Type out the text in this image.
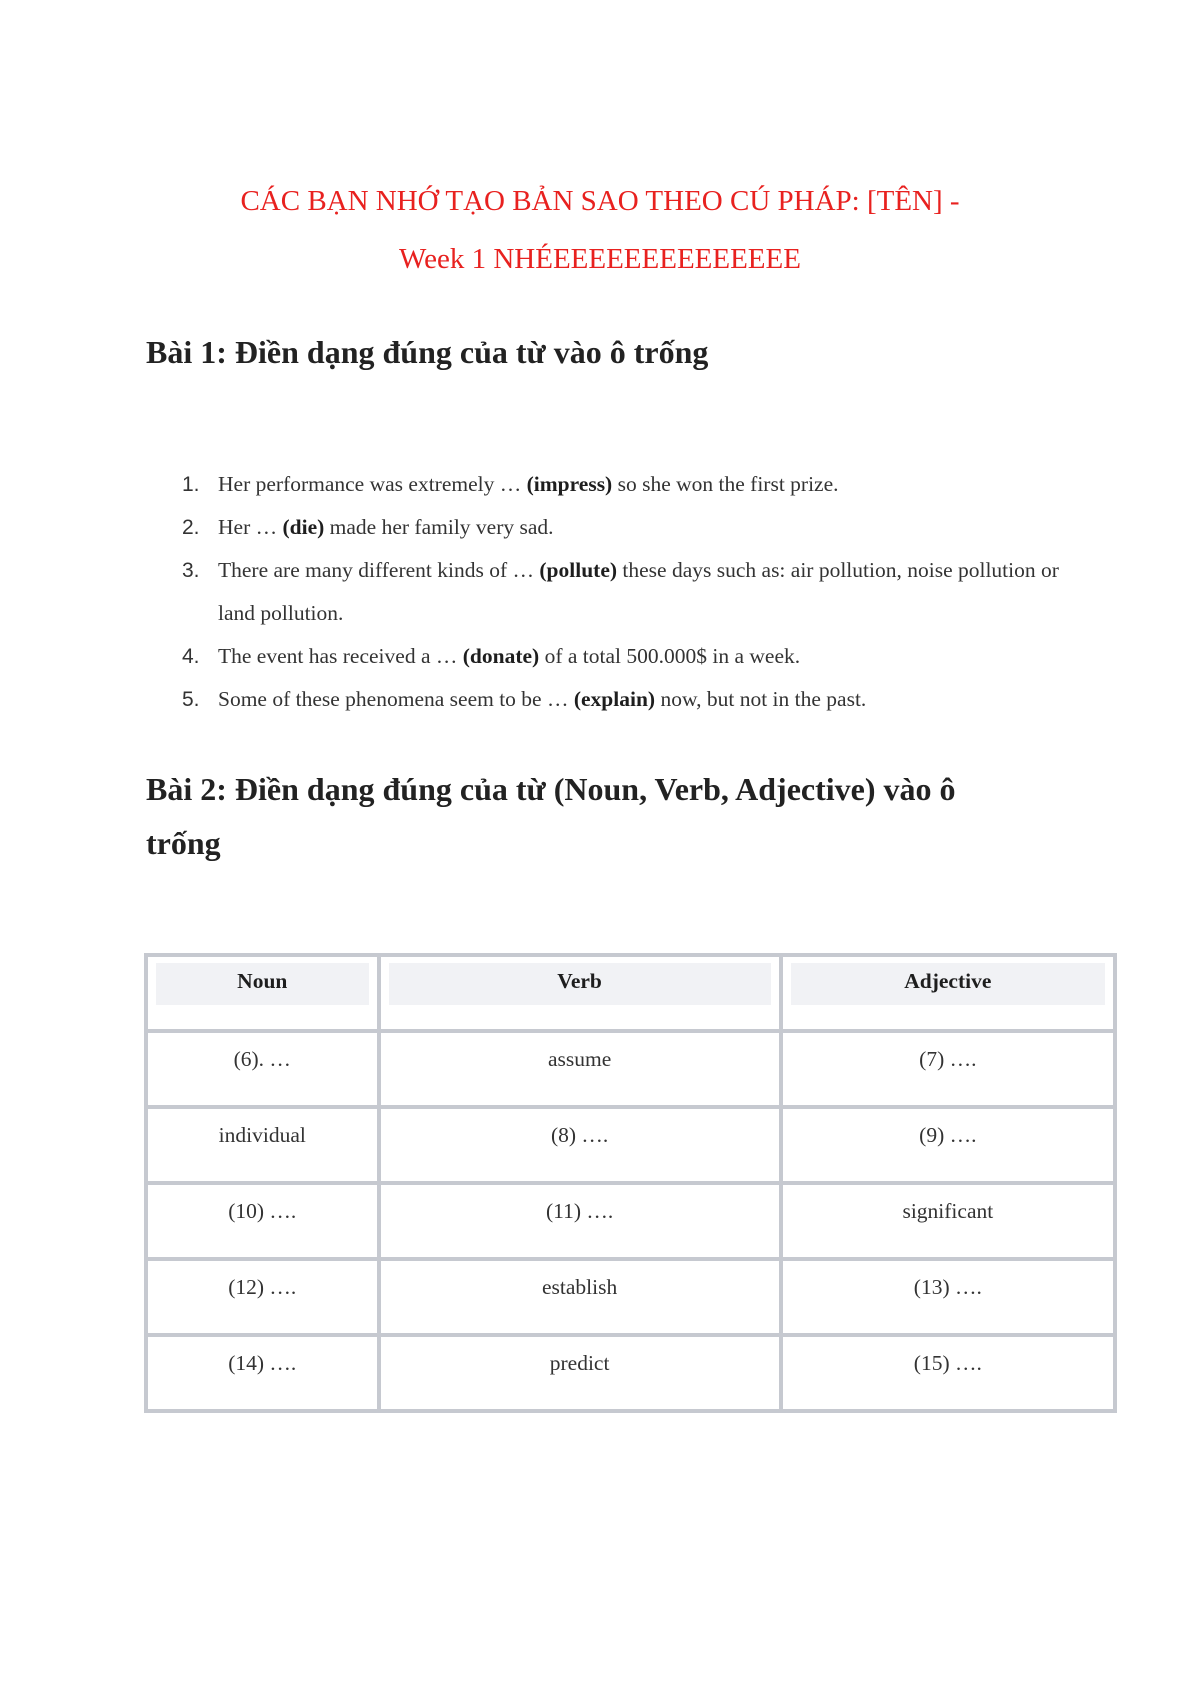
CÁC BẠN NHỚ TẠO BẢN SAO THEO CÚ PHÁP: [TÊN] -
Week 1 NHÉEEEEEEEEEEEEEE
Bài 1: Điền dạng đúng của từ vào ô trống
1. Her performance was extremely … (impress) so she won the first prize.
2. Her … (die) made her family very sad.
3. There are many different kinds of … (pollute) these days such as: air pollution, noise pollution or land pollution.
4. The event has received a … (donate) of a total 500.000$ in a week.
5. Some of these phenomena seem to be … (explain) now, but not in the past.
Bài 2: Điền dạng đúng của từ (Noun, Verb, Adjective) vào ô
trống
Noun	Verb	Adjective

(6). …	assume	(7) ….

individual	(8) ….	(9) ….

(10) ….	(11) ….	significant

(12) ….	establish	(13) ….

(14) ….	predict	(15) ….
::::::::
▶ _What is needed_
Pull every line containing "Verb" out of the data above.

▶ _Written solution_
Bài 2: Điền dạng đúng của từ (Noun, Verb, Adjective) vào ô
Noun	Verb	Adjective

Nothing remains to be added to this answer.